EXERCISE
From the listing below, pick out each line with the word "color".

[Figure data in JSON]

╭──

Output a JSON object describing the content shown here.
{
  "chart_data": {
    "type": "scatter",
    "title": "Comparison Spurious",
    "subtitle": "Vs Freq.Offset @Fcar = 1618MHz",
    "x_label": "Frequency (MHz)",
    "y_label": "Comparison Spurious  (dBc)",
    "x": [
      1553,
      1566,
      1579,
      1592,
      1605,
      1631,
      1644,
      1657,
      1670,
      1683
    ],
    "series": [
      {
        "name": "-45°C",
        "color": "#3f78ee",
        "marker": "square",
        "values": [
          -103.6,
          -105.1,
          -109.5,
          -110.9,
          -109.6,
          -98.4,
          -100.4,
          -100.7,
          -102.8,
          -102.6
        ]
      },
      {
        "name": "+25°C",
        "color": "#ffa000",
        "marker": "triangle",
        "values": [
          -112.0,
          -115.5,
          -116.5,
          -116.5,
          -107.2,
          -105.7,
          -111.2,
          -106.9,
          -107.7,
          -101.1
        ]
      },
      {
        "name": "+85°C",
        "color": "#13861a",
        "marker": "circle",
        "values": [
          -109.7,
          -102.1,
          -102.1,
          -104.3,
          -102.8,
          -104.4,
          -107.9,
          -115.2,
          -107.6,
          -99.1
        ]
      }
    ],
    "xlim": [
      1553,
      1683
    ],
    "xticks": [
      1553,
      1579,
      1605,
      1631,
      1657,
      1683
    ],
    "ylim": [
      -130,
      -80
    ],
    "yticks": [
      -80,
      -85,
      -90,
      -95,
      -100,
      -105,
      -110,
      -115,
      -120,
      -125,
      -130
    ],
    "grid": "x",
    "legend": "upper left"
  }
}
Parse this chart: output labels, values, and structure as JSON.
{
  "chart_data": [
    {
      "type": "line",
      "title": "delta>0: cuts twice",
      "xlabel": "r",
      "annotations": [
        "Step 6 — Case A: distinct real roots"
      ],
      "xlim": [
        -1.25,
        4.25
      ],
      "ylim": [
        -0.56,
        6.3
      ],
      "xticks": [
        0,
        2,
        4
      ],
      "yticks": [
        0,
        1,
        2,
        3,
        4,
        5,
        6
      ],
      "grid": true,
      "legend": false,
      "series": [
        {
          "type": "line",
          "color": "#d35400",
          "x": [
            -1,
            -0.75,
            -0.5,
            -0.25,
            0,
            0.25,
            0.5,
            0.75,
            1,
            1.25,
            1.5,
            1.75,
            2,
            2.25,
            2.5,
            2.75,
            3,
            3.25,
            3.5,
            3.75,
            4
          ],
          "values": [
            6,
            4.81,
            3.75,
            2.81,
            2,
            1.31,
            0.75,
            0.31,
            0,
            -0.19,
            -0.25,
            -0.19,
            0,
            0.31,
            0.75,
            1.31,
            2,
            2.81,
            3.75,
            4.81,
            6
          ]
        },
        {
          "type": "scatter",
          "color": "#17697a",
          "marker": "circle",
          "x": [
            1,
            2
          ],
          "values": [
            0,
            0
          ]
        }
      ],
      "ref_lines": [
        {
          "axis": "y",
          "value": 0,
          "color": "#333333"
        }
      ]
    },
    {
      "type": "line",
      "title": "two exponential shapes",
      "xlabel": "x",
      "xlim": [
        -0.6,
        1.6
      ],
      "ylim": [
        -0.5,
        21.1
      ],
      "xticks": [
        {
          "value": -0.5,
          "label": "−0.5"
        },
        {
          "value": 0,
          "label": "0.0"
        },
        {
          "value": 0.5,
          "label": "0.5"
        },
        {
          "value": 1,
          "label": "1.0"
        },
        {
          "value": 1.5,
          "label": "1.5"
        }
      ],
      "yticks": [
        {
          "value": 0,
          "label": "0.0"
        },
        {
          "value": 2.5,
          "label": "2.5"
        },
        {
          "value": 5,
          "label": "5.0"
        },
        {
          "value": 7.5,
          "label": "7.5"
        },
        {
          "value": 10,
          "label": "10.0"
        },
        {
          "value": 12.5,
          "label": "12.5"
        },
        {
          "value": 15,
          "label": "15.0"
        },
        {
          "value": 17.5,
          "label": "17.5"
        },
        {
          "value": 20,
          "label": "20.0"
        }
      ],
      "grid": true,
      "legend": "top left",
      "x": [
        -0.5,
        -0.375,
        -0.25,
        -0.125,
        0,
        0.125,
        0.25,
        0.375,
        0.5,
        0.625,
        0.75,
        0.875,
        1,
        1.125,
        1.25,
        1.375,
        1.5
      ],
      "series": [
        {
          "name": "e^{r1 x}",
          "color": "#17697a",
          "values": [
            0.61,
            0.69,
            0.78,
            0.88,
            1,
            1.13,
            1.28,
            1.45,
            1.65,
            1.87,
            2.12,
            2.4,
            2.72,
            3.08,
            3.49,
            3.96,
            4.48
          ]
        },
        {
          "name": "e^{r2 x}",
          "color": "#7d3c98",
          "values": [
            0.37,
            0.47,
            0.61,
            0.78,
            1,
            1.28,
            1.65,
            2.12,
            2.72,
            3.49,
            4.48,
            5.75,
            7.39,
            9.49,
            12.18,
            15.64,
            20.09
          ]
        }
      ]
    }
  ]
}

╰──

SOLUTION TO THIS PROBLEM
        "color": "#3f78ee",
        "color": "#ffa000",
        "color": "#13861a",
          "color": "#d35400",
          "color": "#17697a",
          "color": "#333333"
          "color": "#17697a",
          "color": "#7d3c98",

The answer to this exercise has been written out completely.